(Records from a data collection)
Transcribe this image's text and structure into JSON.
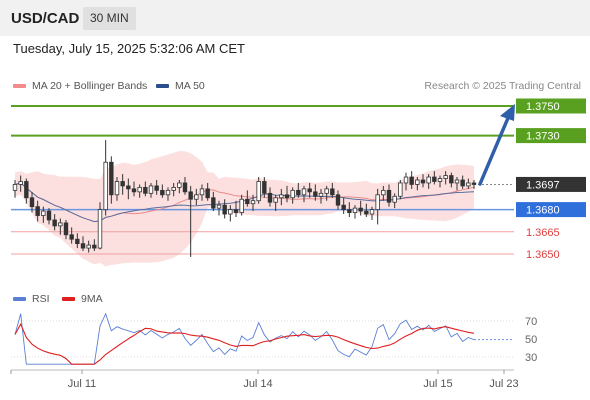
{
  "header": {
    "symbol": "USD/CAD",
    "timeframe": "30 MIN"
  },
  "datetime": "Tuesday, July 15, 2025 5:32:06 AM CET",
  "legend": {
    "ma20": {
      "label": "MA 20 + Bollinger Bands",
      "color": "#f28b8b"
    },
    "ma50": {
      "label": "MA 50",
      "color": "#2b4f8c"
    },
    "credit": "Research © 2025 Trading Central"
  },
  "rsi_legend": {
    "rsi": {
      "label": "RSI",
      "color": "#5a7fd6"
    },
    "ma9": {
      "label": "9MA",
      "color": "#e02020"
    }
  },
  "chart_data": {
    "type": "candlestick",
    "price_levels": [
      {
        "value": "1.3750",
        "kind": "resistance",
        "color": "#5aa020"
      },
      {
        "value": "1.3730",
        "kind": "resistance",
        "color": "#5aa020"
      },
      {
        "value": "1.3697",
        "kind": "current",
        "color": "#333333"
      },
      {
        "value": "1.3680",
        "kind": "pivot",
        "color": "#2f6fdc"
      },
      {
        "value": "1.3665",
        "kind": "support",
        "color": "#e04040"
      },
      {
        "value": "1.3650",
        "kind": "support",
        "color": "#e04040"
      }
    ],
    "rsi_levels": [
      "70",
      "50",
      "30"
    ],
    "x_labels": [
      "Jul 11",
      "Jul 14",
      "Jul 15",
      "Jul 23"
    ],
    "ylim": [
      1.3635,
      1.3765
    ],
    "candles": [
      [
        1.3693,
        1.37,
        1.3688,
        1.3697
      ],
      [
        1.3697,
        1.3703,
        1.3692,
        1.3699
      ],
      [
        1.3699,
        1.3701,
        1.3684,
        1.3688
      ],
      [
        1.3688,
        1.3692,
        1.3678,
        1.3682
      ],
      [
        1.3682,
        1.3686,
        1.3672,
        1.3676
      ],
      [
        1.3676,
        1.3682,
        1.3671,
        1.3679
      ],
      [
        1.3679,
        1.3681,
        1.367,
        1.3673
      ],
      [
        1.3673,
        1.3677,
        1.3666,
        1.3669
      ],
      [
        1.3669,
        1.3674,
        1.3663,
        1.3671
      ],
      [
        1.3671,
        1.3673,
        1.366,
        1.3663
      ],
      [
        1.3663,
        1.3668,
        1.3657,
        1.366
      ],
      [
        1.366,
        1.3664,
        1.3654,
        1.3657
      ],
      [
        1.3657,
        1.3662,
        1.3652,
        1.3654
      ],
      [
        1.3654,
        1.3659,
        1.3651,
        1.3656
      ],
      [
        1.3656,
        1.366,
        1.3652,
        1.3654
      ],
      [
        1.3654,
        1.3685,
        1.3653,
        1.368
      ],
      [
        1.368,
        1.3727,
        1.3676,
        1.3712
      ],
      [
        1.3712,
        1.3716,
        1.3684,
        1.369
      ],
      [
        1.369,
        1.3702,
        1.3686,
        1.3699
      ],
      [
        1.3699,
        1.3704,
        1.369,
        1.3696
      ],
      [
        1.3696,
        1.3701,
        1.3687,
        1.3694
      ],
      [
        1.3694,
        1.3699,
        1.3689,
        1.3692
      ],
      [
        1.3692,
        1.3697,
        1.3688,
        1.3695
      ],
      [
        1.3695,
        1.3699,
        1.3689,
        1.3691
      ],
      [
        1.3691,
        1.3698,
        1.3688,
        1.3696
      ],
      [
        1.3696,
        1.37,
        1.369,
        1.3693
      ],
      [
        1.3693,
        1.3697,
        1.3688,
        1.369
      ],
      [
        1.369,
        1.3695,
        1.3686,
        1.3693
      ],
      [
        1.3693,
        1.3698,
        1.3689,
        1.3695
      ],
      [
        1.3695,
        1.37,
        1.3691,
        1.3698
      ],
      [
        1.3698,
        1.3702,
        1.369,
        1.3692
      ],
      [
        1.3692,
        1.3696,
        1.3648,
        1.3687
      ],
      [
        1.3687,
        1.3694,
        1.3683,
        1.369
      ],
      [
        1.369,
        1.3697,
        1.3686,
        1.3694
      ],
      [
        1.3694,
        1.3698,
        1.3686,
        1.3688
      ],
      [
        1.3688,
        1.3692,
        1.3679,
        1.3681
      ],
      [
        1.3681,
        1.3686,
        1.3676,
        1.3683
      ],
      [
        1.3683,
        1.3687,
        1.3674,
        1.3677
      ],
      [
        1.3677,
        1.3683,
        1.3672,
        1.368
      ],
      [
        1.368,
        1.3686,
        1.3675,
        1.3678
      ],
      [
        1.3678,
        1.369,
        1.3676,
        1.3687
      ],
      [
        1.3687,
        1.3693,
        1.3682,
        1.3684
      ],
      [
        1.3684,
        1.369,
        1.3679,
        1.3686
      ],
      [
        1.3686,
        1.3702,
        1.3684,
        1.3699
      ],
      [
        1.3699,
        1.3702,
        1.3688,
        1.3691
      ],
      [
        1.3691,
        1.3695,
        1.3682,
        1.3685
      ],
      [
        1.3685,
        1.369,
        1.3679,
        1.3688
      ],
      [
        1.3688,
        1.3694,
        1.3683,
        1.369
      ],
      [
        1.369,
        1.3696,
        1.3685,
        1.3688
      ],
      [
        1.3688,
        1.3695,
        1.3684,
        1.3693
      ],
      [
        1.3693,
        1.3698,
        1.3688,
        1.369
      ],
      [
        1.369,
        1.3696,
        1.3685,
        1.3694
      ],
      [
        1.3694,
        1.3698,
        1.3688,
        1.3692
      ],
      [
        1.3692,
        1.3697,
        1.3686,
        1.3689
      ],
      [
        1.3689,
        1.3694,
        1.3684,
        1.3691
      ],
      [
        1.3691,
        1.3696,
        1.3686,
        1.3694
      ],
      [
        1.3694,
        1.3698,
        1.3688,
        1.369
      ],
      [
        1.369,
        1.3693,
        1.368,
        1.3683
      ],
      [
        1.3683,
        1.3688,
        1.3677,
        1.368
      ],
      [
        1.368,
        1.3685,
        1.3675,
        1.3678
      ],
      [
        1.3678,
        1.3683,
        1.3674,
        1.3681
      ],
      [
        1.3681,
        1.3686,
        1.3676,
        1.3679
      ],
      [
        1.3679,
        1.3684,
        1.3675,
        1.3677
      ],
      [
        1.3677,
        1.3682,
        1.3673,
        1.368
      ],
      [
        1.368,
        1.3694,
        1.367,
        1.369
      ],
      [
        1.369,
        1.3696,
        1.3686,
        1.3693
      ],
      [
        1.3693,
        1.3697,
        1.3682,
        1.3685
      ],
      [
        1.3685,
        1.3691,
        1.3681,
        1.3689
      ],
      [
        1.3689,
        1.37,
        1.3687,
        1.3698
      ],
      [
        1.3698,
        1.3705,
        1.3693,
        1.3702
      ],
      [
        1.3702,
        1.3706,
        1.3694,
        1.3697
      ],
      [
        1.3697,
        1.3702,
        1.3693,
        1.37
      ],
      [
        1.37,
        1.3704,
        1.3695,
        1.3698
      ],
      [
        1.3698,
        1.3704,
        1.3694,
        1.3702
      ],
      [
        1.3702,
        1.3706,
        1.3697,
        1.3699
      ],
      [
        1.3699,
        1.3703,
        1.3695,
        1.3701
      ],
      [
        1.3701,
        1.3706,
        1.3697,
        1.3703
      ],
      [
        1.3703,
        1.3705,
        1.3695,
        1.3698
      ],
      [
        1.3698,
        1.3702,
        1.3693,
        1.37
      ],
      [
        1.37,
        1.3703,
        1.3694,
        1.3696
      ],
      [
        1.3696,
        1.3701,
        1.3694,
        1.3698
      ],
      [
        1.3698,
        1.37,
        1.3694,
        1.3697
      ]
    ]
  }
}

[Exercise objective]: How many lines of the listing above include the word "value"? State the number and nothing else.

[Result for this exercise]: 6